*Reading text*.
:::::
I can say that I think it takes a certain type of personality to be an Army wife. It's hard to be away from your mate for long stretches of time. Some women can weather through it and others find it unbearable. At least she's being honest with you at this point - it may have been bothering her for a while and she finally got up the guts to tell you.

The only other Army couple I have known met while they were both active duty. She was a nurse and he had some job associated with health care administration.

He's still "in" and she is not and last I heard they were together as a family in Germany.

It's a tough road. It's a decision that you guys are going to have to work through. I do think it's a bad time to be re-thinking your career, but if there's some way you could finagle getting out of the Army and getting into school - even if it's trade school - and ride it out until the economy improves that might be one option. Is there any way you can take time away from active duty to go to school and then go back in?
:::::
*Source data*.
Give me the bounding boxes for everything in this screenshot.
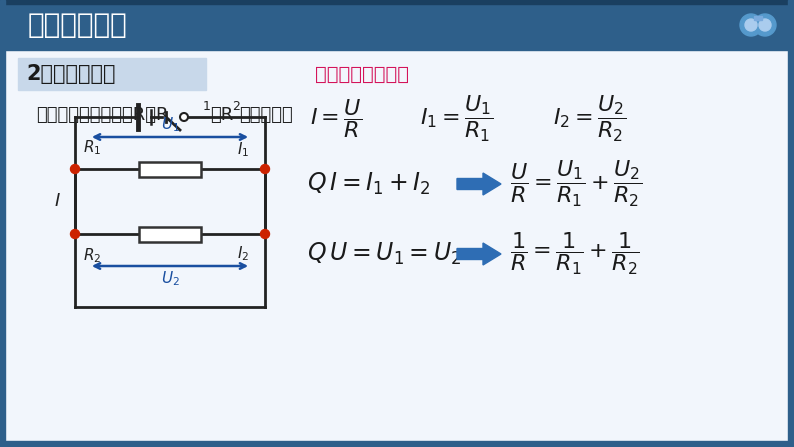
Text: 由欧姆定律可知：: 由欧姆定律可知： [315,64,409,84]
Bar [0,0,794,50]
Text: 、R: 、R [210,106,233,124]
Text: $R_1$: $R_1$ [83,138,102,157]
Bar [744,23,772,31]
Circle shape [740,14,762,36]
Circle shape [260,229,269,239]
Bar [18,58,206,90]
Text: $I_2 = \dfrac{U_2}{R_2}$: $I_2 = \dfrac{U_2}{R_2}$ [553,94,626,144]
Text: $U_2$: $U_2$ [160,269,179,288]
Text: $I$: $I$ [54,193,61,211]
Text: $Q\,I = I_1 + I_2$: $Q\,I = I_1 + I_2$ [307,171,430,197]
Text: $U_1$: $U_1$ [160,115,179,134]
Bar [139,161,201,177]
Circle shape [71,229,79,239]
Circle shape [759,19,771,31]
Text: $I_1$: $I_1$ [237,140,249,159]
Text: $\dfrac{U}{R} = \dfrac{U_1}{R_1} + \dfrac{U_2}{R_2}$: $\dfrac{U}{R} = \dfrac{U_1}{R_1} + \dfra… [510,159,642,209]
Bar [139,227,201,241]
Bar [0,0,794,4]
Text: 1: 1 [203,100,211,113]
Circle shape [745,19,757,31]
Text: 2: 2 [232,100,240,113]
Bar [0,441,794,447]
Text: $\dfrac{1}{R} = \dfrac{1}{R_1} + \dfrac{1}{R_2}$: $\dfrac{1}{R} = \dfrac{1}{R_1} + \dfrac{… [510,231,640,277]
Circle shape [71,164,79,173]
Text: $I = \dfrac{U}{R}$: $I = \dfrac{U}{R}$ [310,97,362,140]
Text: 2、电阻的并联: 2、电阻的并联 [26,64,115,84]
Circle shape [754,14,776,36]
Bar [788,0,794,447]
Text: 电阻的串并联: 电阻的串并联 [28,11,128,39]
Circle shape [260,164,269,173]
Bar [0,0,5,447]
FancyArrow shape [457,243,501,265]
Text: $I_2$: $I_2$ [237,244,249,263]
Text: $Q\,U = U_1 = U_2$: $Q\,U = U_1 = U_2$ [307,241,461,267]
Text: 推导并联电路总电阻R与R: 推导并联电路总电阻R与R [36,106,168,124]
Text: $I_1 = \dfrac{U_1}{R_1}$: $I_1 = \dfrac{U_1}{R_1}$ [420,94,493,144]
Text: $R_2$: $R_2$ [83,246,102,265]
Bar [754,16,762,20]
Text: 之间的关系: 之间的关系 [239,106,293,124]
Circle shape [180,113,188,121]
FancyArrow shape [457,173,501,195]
:::::
*Problems to solve*.
1. Can you copy the listing's lines word for word, starting with the line that contains "Text: 由欧姆定律可知：: 由欧姆定律可知： [315,64,409,84]" and going on through the line that contains "Text: 推导并联电路总电阻R与R: 推导并联电路总电阻R与R"?
2. Could you write the next part of the post about Army marriage and career choices, picking up after its last sentence?

*Answers in order*.
1.
Text: 由欧姆定律可知：: 由欧姆定律可知： [315,64,409,84]
Bar [0,0,794,50]
Text: 、R: 、R [210,106,233,124]
Text: $R_1$: $R_1$ [83,138,102,157]
Bar [744,23,772,31]
Circle shape [740,14,762,36]
Circle shape [260,229,269,239]
Bar [18,58,206,90]
Text: $I_2 = \dfrac{U_2}{R_2}$: $I_2 = \dfrac{U_2}{R_2}$ [553,94,626,144]
Text: $U_2$: $U_2$ [160,269,179,288]
Text: $I$: $I$ [54,193,61,211]
Text: $Q\,I = I_1 + I_2$: $Q\,I = I_1 + I_2$ [307,171,430,197]
Text: $U_1$: $U_1$ [160,115,179,134]
Bar [139,161,201,177]
Circle shape [71,229,79,239]
Circle shape [759,19,771,31]
Text: $I_1$: $I_1$ [237,140,249,159]
Text: $\dfrac{U}{R} = \dfrac{U_1}{R_1} + \dfrac{U_2}{R_2}$: $\dfrac{U}{R} = \dfrac{U_1}{R_1} + \dfra… [510,159,642,209]
Bar [139,227,201,241]
Bar [0,0,794,4]
Text: 1: 1 [203,100,211,113]
Circle shape [745,19,757,31]
Text: 2: 2 [232,100,240,113]
Bar [0,441,794,447]
Text: $\dfrac{1}{R} = \dfrac{1}{R_1} + \dfrac{1}{R_2}$: $\dfrac{1}{R} = \dfrac{1}{R_1} + \dfrac{… [510,231,640,277]
Circle shape [71,164,79,173]
Text: $I = \dfrac{U}{R}$: $I = \dfrac{U}{R}$ [310,97,362,140]
Text: 2、电阻的并联: 2、电阻的并联 [26,64,115,84]
Circle shape [754,14,776,36]
Bar [788,0,794,447]
Text: 电阻的串并联: 电阻的串并联 [28,11,128,39]
Circle shape [260,164,269,173]
Bar [0,0,5,447]
FancyArrow shape [457,243,501,265]
Text: $I_2$: $I_2$ [237,244,249,263]
Text: $Q\,U = U_1 = U_2$: $Q\,U = U_1 = U_2$ [307,241,461,267]
Text: 推导并联电路总电阻R与R: 推导并联电路总电阻R与R [36,106,168,124]

2.
Good luck.
 
Personal Opinion.... Go to school, get a degree. (You Military folks can do it for pretty much nothing right?) Get a job back here (Although WAY Easier Said than done, I know.....) and be with your ladies.

Change is sometimes good.
 
Have you taken a look at http://www.fedshirevets.gov/ yet? Your service can get you preference for government jobs. Also, if you have a clearance, that's a great way to get into a job in the private sector. Companies will frequently take under-trained people with clearances, and then get them up to speed on their dime. Essentially they are trying to fill government contracts on the spot since the clearance process can have a months to year(s) backlog.

Good luck, and thanks for serving!
 
Personal Opinion.... Go to school, get a degree. (You Military folks can do it for pretty much nothing right?) Get a job back here
Change is sometimes good.

Have to agree with this statement. I got out with just a few days short of 10 years. I had a wife and two kids and was worried about what I would do if I got out. It took some time adjusting because I really liked the Army, but all it all worked out well.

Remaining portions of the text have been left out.